(Dataset rows about figures)
⁂

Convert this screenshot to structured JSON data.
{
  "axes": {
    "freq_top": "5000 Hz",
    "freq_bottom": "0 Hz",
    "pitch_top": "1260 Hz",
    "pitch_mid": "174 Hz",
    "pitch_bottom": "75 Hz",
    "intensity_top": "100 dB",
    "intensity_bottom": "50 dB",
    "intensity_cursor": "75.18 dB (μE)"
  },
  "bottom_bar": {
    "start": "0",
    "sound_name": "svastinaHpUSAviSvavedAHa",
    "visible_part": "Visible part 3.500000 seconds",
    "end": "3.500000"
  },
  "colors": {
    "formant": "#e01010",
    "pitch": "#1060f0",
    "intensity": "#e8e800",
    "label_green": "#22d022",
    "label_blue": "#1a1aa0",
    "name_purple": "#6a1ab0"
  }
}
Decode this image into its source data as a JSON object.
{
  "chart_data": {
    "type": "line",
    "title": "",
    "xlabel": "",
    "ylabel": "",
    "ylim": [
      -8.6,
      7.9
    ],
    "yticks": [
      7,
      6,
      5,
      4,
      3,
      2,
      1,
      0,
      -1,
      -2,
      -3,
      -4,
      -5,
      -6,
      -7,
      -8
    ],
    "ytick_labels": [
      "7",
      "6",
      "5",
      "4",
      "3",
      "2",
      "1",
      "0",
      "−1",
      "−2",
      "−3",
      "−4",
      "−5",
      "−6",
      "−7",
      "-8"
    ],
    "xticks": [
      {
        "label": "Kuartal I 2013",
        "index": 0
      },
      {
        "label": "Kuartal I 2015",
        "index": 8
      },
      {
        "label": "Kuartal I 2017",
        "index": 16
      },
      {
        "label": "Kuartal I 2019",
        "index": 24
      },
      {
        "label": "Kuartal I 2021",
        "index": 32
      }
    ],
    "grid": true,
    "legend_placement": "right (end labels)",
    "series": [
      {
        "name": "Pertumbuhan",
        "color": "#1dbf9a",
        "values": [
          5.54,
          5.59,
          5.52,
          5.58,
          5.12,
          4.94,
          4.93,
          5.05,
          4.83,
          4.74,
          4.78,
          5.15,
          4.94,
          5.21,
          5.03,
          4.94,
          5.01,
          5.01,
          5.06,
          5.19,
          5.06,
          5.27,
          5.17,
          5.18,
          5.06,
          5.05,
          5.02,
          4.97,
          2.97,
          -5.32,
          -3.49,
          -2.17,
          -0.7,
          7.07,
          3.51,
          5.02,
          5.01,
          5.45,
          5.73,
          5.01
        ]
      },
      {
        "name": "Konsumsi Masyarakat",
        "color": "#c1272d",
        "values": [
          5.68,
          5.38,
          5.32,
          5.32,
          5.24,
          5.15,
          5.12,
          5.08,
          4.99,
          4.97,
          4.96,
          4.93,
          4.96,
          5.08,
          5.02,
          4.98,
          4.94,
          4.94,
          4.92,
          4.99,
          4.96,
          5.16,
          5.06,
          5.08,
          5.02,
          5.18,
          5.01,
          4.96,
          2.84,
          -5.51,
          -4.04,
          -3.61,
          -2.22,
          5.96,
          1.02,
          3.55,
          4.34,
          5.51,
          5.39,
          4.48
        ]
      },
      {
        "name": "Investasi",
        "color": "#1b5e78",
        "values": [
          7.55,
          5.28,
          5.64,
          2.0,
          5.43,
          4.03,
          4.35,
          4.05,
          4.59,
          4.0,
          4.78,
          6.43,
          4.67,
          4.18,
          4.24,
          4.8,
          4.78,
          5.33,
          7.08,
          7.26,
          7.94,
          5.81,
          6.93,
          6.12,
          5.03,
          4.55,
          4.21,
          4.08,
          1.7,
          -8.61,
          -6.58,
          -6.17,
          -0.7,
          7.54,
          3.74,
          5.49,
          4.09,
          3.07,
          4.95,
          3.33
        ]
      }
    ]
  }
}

⁂

WHAT THIS TASK INVOLVES:
In the entries above, find each line with the string "JSON" and copy it.

RESPONSE TO THE TASK:
Convert this screenshot to structured JSON data.
Decode this image into its source data as a JSON object.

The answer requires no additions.